Extracted data entries:

>>>

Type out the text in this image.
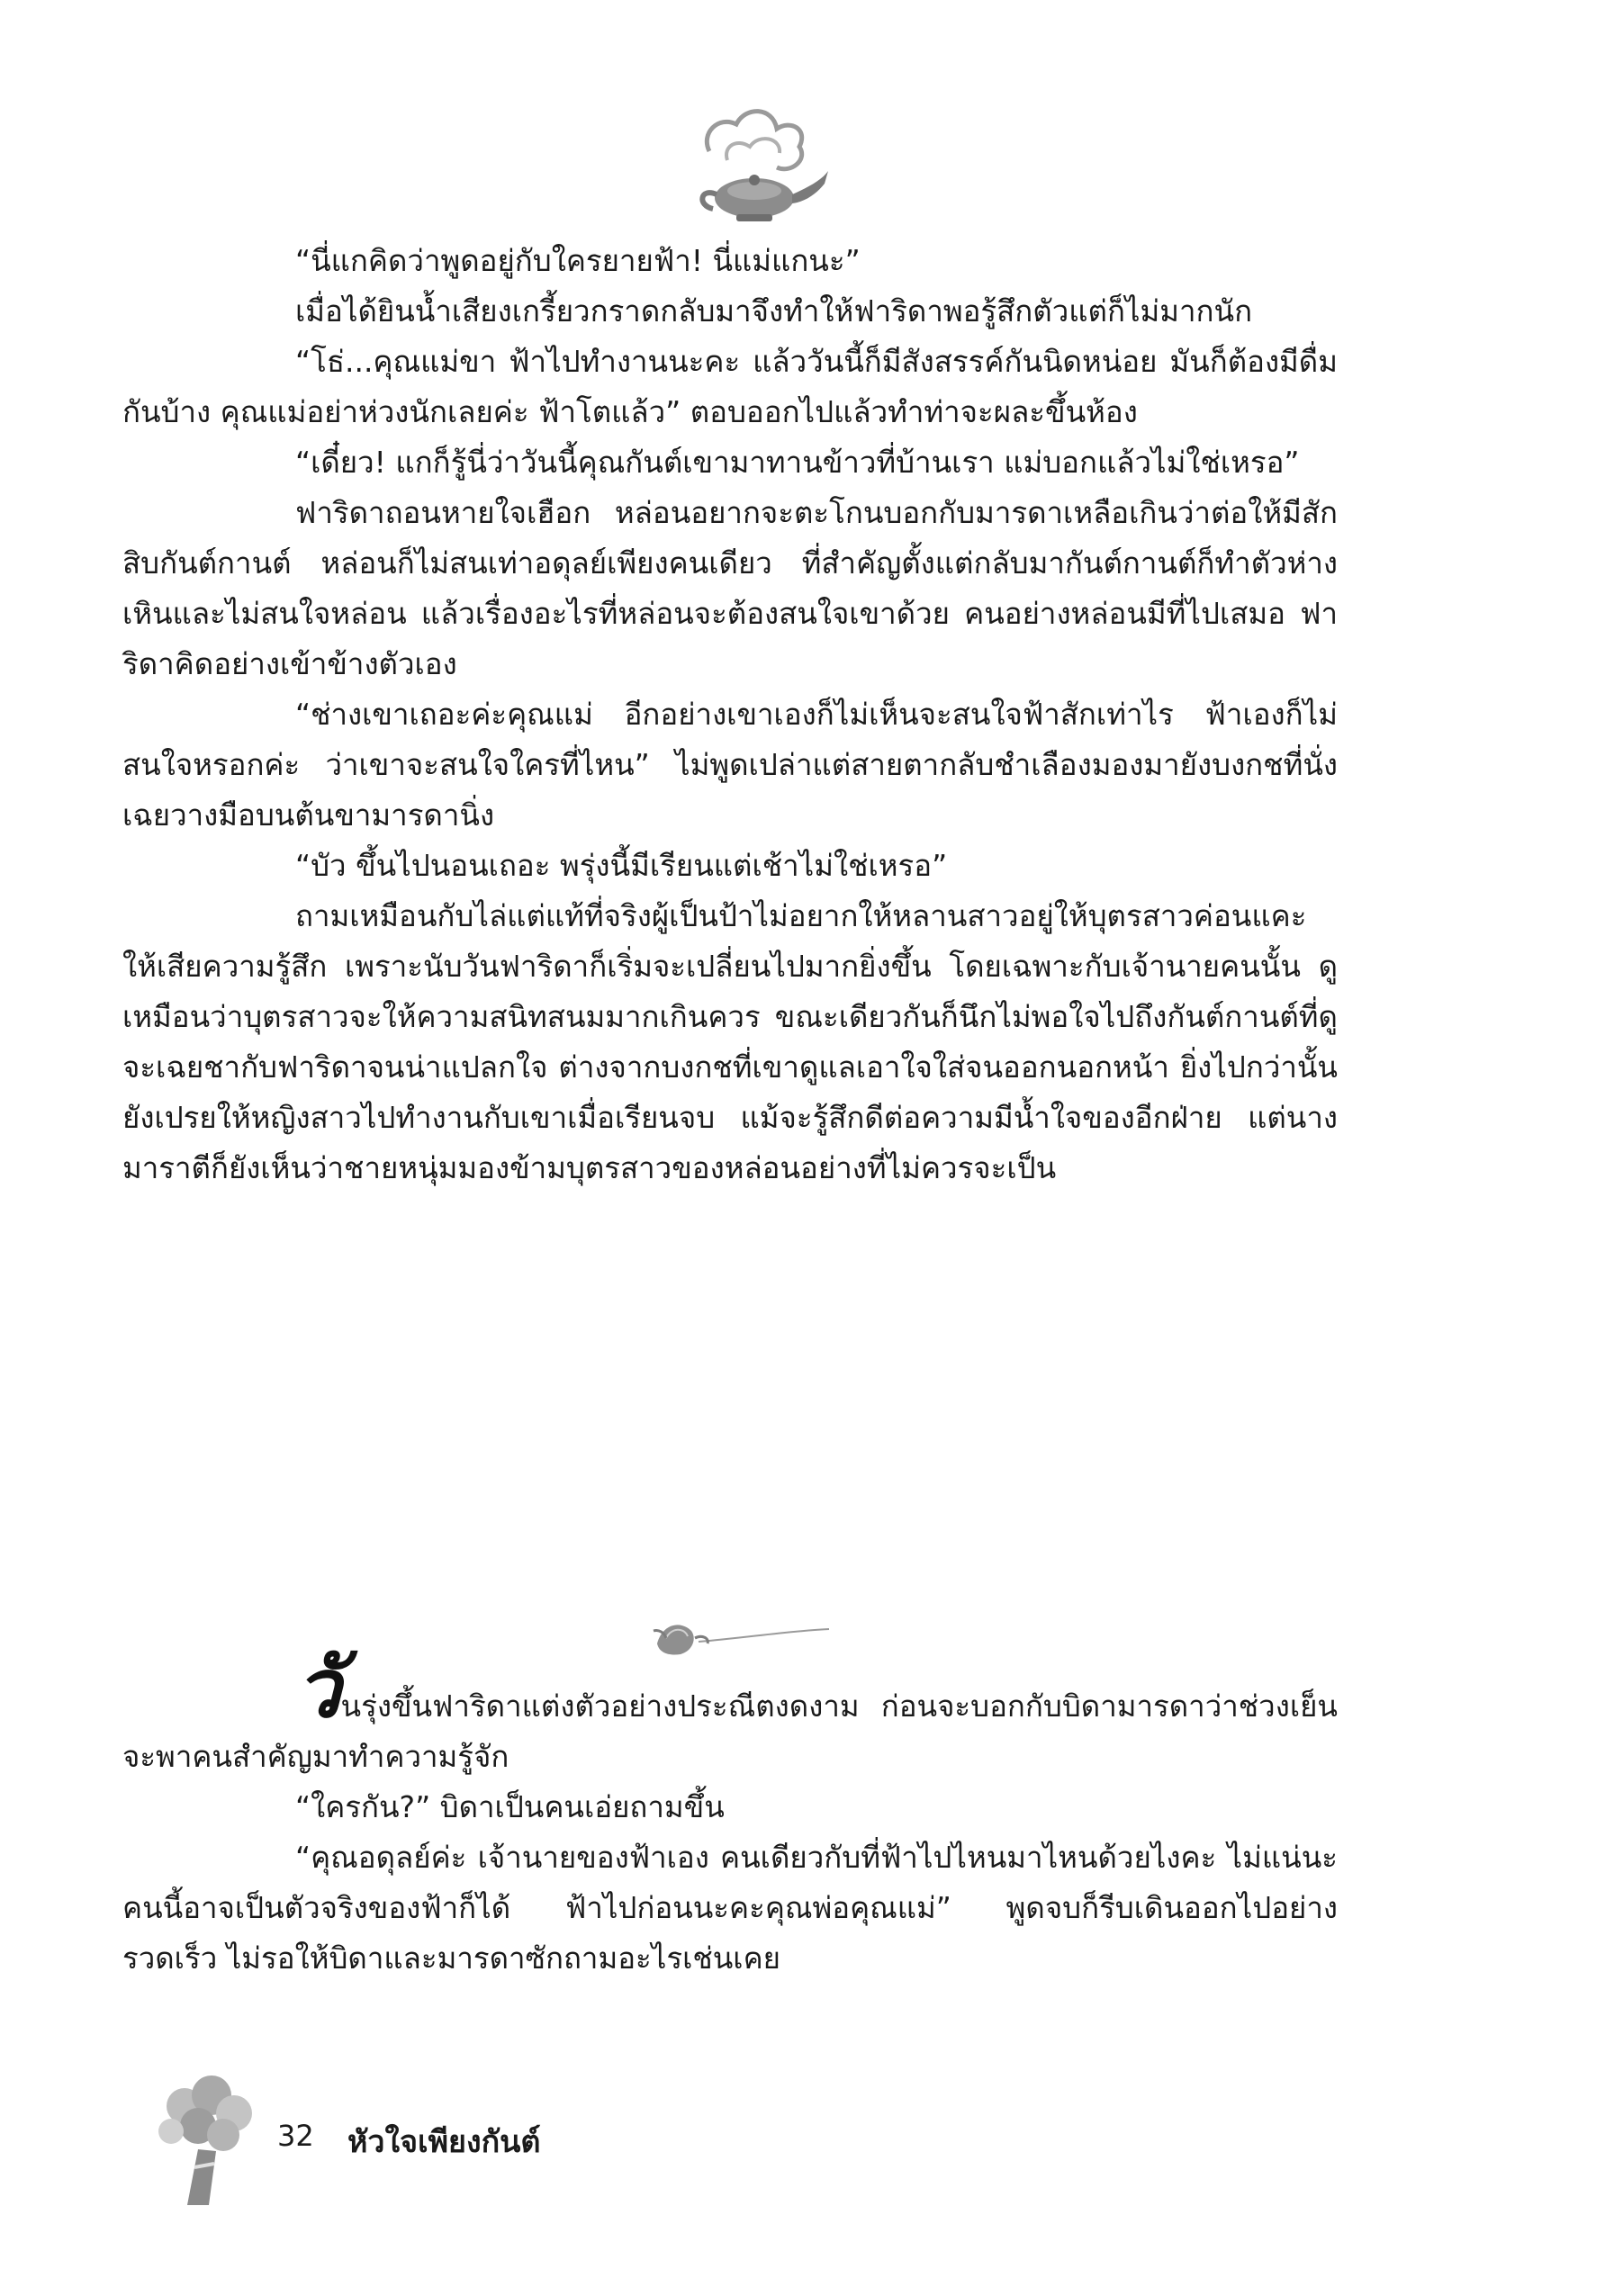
“นี่แกคิดว่าพูดอยู่กับใครยายฟ้า! นี่แม่แกนะ”

เมื่อได้ยินน้ำเสียงเกรี้ยวกราดกลับมาจึงทำให้ฟาริดาพอรู้สึกตัวแต่ก็ไม่มากนัก

“โธ่...คุณแม่ขา ฟ้าไปทำงานนะคะ แล้ววันนี้ก็มีสังสรรค์กันนิดหน่อย มันก็ต้องมีดื่มกันบ้าง คุณแม่อย่าห่วงนักเลยค่ะ ฟ้าโตแล้ว” ตอบออกไปแล้วทำท่าจะผละขึ้นห้อง

“เดี๋ยว! แกก็รู้นี่ว่าวันนี้คุณกันต์เขามาทานข้าวที่บ้านเรา แม่บอกแล้วไม่ใช่เหรอ”

ฟาริดาถอนหายใจเฮือก หล่อนอยากจะตะโกนบอกกับมารดาเหลือเกินว่าต่อให้มีสักสิบกันต์กานต์ หล่อนก็ไม่สนเท่าอดุลย์เพียงคนเดียว ที่สำคัญตั้งแต่กลับมากันต์กานต์ก็ทำตัวห่างเหินและไม่สนใจหล่อน แล้วเรื่องอะไรที่หล่อนจะต้องสนใจเขาด้วย คนอย่างหล่อนมีที่ไปเสมอ ฟาริดาคิดอย่างเข้าข้างตัวเอง

“ช่างเขาเถอะค่ะคุณแม่ อีกอย่างเขาเองก็ไม่เห็นจะสนใจฟ้าสักเท่าไร ฟ้าเองก็ไม่สนใจหรอกค่ะ ว่าเขาจะสนใจใครที่ไหน” ไม่พูดเปล่าแต่สายตากลับชำเลืองมองมายังบงกชที่นั่งเฉยวางมือบนต้นขามารดานิ่ง

“บัว ขึ้นไปนอนเถอะ พรุ่งนี้มีเรียนแต่เช้าไม่ใช่เหรอ”

ถามเหมือนกับไล่แต่แท้ที่จริงผู้เป็นป้าไม่อยากให้หลานสาวอยู่ให้บุตรสาวค่อนแคะให้เสียความรู้สึก เพราะนับวันฟาริดาก็เริ่มจะเปลี่ยนไปมากยิ่งขึ้น โดยเฉพาะกับเจ้านายคนนั้น ดูเหมือนว่าบุตรสาวจะให้ความสนิทสนมมากเกินควร ขณะเดียวกันก็นึกไม่พอใจไปถึงกันต์กานต์ที่ดูจะเฉยชากับฟาริดาจนน่าแปลกใจ ต่างจากบงกชที่เขาดูแลเอาใจใส่จนออกนอกหน้า ยิ่งไปกว่านั้นยังเปรยให้หญิงสาวไปทำงานกับเขาเมื่อเรียนจบ แม้จะรู้สึกดีต่อความมีน้ำใจของอีกฝ่าย แต่นางมาราตีก็ยังเห็นว่าชายหนุ่มมองข้ามบุตรสาวของหล่อนอย่างที่ไม่ควรจะเป็น

วันรุ่งขึ้นฟาริดาแต่งตัวอย่างประณีตงดงาม ก่อนจะบอกกับบิดามารดาว่าช่วงเย็นจะพาคนสำคัญมาทำความรู้จัก

“ใครกัน?” บิดาเป็นคนเอ่ยถามขึ้น

“คุณอดุลย์ค่ะ เจ้านายของฟ้าเอง คนเดียวกับที่ฟ้าไปไหนมาไหนด้วยไงคะ ไม่แน่นะคนนี้อาจเป็นตัวจริงของฟ้าก็ได้ ฟ้าไปก่อนนะคะคุณพ่อคุณแม่” พูดจบก็รีบเดินออกไปอย่างรวดเร็ว ไม่รอให้บิดาและมารดาซักถามอะไรเช่นเคย

32 หัวใจเพียงกันต์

<<<

> [WHAT IS ASKED] Go through the records above and copy every line with the word "เหรอ".

> [PROBLEM SOLUTION]
“เดี๋ยว! แกก็รู้นี่ว่าวันนี้คุณกันต์เขามาทานข้าวที่บ้านเรา แม่บอกแล้วไม่ใช่เหรอ”
“บัว ขึ้นไปนอนเถอะ พรุ่งนี้มีเรียนแต่เช้าไม่ใช่เหรอ”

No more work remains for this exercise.